#### [THE PROBLEM]
Quote every line as given.

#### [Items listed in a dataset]
-- start --

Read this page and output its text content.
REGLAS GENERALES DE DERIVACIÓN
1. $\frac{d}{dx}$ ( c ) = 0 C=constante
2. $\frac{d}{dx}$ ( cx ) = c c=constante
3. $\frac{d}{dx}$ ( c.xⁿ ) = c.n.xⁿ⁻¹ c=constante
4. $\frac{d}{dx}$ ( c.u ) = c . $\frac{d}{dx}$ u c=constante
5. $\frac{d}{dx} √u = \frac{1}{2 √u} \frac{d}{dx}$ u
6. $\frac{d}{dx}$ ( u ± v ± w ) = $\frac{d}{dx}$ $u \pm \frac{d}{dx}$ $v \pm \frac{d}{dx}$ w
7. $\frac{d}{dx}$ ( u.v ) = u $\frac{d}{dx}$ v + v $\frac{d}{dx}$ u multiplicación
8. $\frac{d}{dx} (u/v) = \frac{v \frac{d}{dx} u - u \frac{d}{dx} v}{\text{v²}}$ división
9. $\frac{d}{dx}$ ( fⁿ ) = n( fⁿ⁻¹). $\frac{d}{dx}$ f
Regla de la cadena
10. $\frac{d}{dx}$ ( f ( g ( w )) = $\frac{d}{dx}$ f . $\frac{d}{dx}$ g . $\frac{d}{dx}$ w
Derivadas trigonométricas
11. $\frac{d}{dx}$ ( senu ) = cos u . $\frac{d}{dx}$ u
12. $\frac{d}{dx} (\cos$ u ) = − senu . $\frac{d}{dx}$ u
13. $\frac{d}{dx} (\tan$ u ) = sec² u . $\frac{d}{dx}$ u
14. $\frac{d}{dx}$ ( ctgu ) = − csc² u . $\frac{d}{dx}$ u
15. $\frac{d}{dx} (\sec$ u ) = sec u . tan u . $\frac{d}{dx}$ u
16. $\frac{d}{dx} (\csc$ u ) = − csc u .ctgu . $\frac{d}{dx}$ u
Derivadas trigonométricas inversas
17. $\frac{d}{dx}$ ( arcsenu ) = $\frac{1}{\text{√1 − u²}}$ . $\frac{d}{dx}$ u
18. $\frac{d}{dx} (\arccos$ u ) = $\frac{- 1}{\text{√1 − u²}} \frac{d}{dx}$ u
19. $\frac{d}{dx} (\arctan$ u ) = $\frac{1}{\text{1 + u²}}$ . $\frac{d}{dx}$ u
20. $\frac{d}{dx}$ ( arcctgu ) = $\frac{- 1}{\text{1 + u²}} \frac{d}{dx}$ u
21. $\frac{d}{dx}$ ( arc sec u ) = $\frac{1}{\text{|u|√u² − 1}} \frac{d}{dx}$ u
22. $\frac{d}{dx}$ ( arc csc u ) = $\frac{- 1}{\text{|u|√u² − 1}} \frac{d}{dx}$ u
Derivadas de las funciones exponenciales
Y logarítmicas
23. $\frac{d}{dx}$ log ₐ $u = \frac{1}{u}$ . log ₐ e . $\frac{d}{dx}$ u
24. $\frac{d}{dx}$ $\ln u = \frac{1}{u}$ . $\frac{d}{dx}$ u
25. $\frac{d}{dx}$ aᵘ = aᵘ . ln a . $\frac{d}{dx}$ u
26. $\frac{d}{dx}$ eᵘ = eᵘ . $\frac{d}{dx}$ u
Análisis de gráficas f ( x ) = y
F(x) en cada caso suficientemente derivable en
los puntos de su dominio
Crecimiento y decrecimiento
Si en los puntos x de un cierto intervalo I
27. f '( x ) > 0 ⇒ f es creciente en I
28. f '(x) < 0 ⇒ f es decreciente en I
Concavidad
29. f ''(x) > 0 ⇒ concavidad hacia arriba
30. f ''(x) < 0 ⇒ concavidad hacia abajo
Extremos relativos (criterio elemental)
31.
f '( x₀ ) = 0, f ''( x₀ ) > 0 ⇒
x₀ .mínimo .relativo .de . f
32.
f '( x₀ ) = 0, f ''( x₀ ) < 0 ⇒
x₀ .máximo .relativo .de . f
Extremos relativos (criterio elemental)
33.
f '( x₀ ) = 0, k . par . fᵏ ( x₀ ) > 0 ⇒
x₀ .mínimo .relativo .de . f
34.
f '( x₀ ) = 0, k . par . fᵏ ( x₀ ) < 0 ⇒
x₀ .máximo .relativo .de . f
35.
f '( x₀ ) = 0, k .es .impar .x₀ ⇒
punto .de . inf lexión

-- end --

#### [FINISHED EXERCISE]
Read this page and output its text content.
REGLAS GENERALES DE DERIVACIÓN
1. $\frac{d}{dx}$ ( c ) = 0 C=constante
2. $\frac{d}{dx}$ ( cx ) = c c=constante
3. $\frac{d}{dx}$ ( c.xⁿ ) = c.n.xⁿ⁻¹ c=constante
4. $\frac{d}{dx}$ ( c.u ) = c . $\frac{d}{dx}$ u c=constante
5. $\frac{d}{dx} √u = \frac{1}{2 √u} \frac{d}{dx}$ u
6. $\frac{d}{dx}$ ( u ± v ± w ) = $\frac{d}{dx}$ $u \pm \frac{d}{dx}$ $v \pm \frac{d}{dx}$ w
7. $\frac{d}{dx}$ ( u.v ) = u $\frac{d}{dx}$ v + v $\frac{d}{dx}$ u multiplicación
8. $\frac{d}{dx} (u/v) = \frac{v \frac{d}{dx} u - u \frac{d}{dx} v}{\text{v²}}$ división
9. $\frac{d}{dx}$ ( fⁿ ) = n( fⁿ⁻¹). $\frac{d}{dx}$ f
Regla de la cadena
10. $\frac{d}{dx}$ ( f ( g ( w )) = $\frac{d}{dx}$ f . $\frac{d}{dx}$ g . $\frac{d}{dx}$ w
Derivadas trigonométricas
11. $\frac{d}{dx}$ ( senu ) = cos u . $\frac{d}{dx}$ u
12. $\frac{d}{dx} (\cos$ u ) = − senu . $\frac{d}{dx}$ u
13. $\frac{d}{dx} (\tan$ u ) = sec² u . $\frac{d}{dx}$ u
14. $\frac{d}{dx}$ ( ctgu ) = − csc² u . $\frac{d}{dx}$ u
15. $\frac{d}{dx} (\sec$ u ) = sec u . tan u . $\frac{d}{dx}$ u
16. $\frac{d}{dx} (\csc$ u ) = − csc u .ctgu . $\frac{d}{dx}$ u
Derivadas trigonométricas inversas
17. $\frac{d}{dx}$ ( arcsenu ) = $\frac{1}{\text{√1 − u²}}$ . $\frac{d}{dx}$ u
18. $\frac{d}{dx} (\arccos$ u ) = $\frac{- 1}{\text{√1 − u²}} \frac{d}{dx}$ u
19. $\frac{d}{dx} (\arctan$ u ) = $\frac{1}{\text{1 + u²}}$ . $\frac{d}{dx}$ u
20. $\frac{d}{dx}$ ( arcctgu ) = $\frac{- 1}{\text{1 + u²}} \frac{d}{dx}$ u
21. $\frac{d}{dx}$ ( arc sec u ) = $\frac{1}{\text{|u|√u² − 1}} \frac{d}{dx}$ u
22. $\frac{d}{dx}$ ( arc csc u ) = $\frac{- 1}{\text{|u|√u² − 1}} \frac{d}{dx}$ u
Derivadas de las funciones exponenciales
Y logarítmicas
23. $\frac{d}{dx}$ log ₐ $u = \frac{1}{u}$ . log ₐ e . $\frac{d}{dx}$ u
24. $\frac{d}{dx}$ $\ln u = \frac{1}{u}$ . $\frac{d}{dx}$ u
25. $\frac{d}{dx}$ aᵘ = aᵘ . ln a . $\frac{d}{dx}$ u
26. $\frac{d}{dx}$ eᵘ = eᵘ . $\frac{d}{dx}$ u
Análisis de gráficas f ( x ) = y
F(x) en cada caso suficientemente derivable en
los puntos de su dominio
Crecimiento y decrecimiento
Si en los puntos x de un cierto intervalo I
27. f '( x ) > 0 ⇒ f es creciente en I
28. f '(x) < 0 ⇒ f es decreciente en I
Concavidad
29. f ''(x) > 0 ⇒ concavidad hacia arriba
30. f ''(x) < 0 ⇒ concavidad hacia abajo
Extremos relativos (criterio elemental)
31.
f '( x₀ ) = 0, f ''( x₀ ) > 0 ⇒
x₀ .mínimo .relativo .de . f
32.
f '( x₀ ) = 0, f ''( x₀ ) < 0 ⇒
x₀ .máximo .relativo .de . f
Extremos relativos (criterio elemental)
33.
f '( x₀ ) = 0, k . par . fᵏ ( x₀ ) > 0 ⇒
x₀ .mínimo .relativo .de . f
34.
f '( x₀ ) = 0, k . par . fᵏ ( x₀ ) < 0 ⇒
x₀ .máximo .relativo .de . f
35.
f '( x₀ ) = 0, k .es .impar .x₀ ⇒
punto .de . inf lexión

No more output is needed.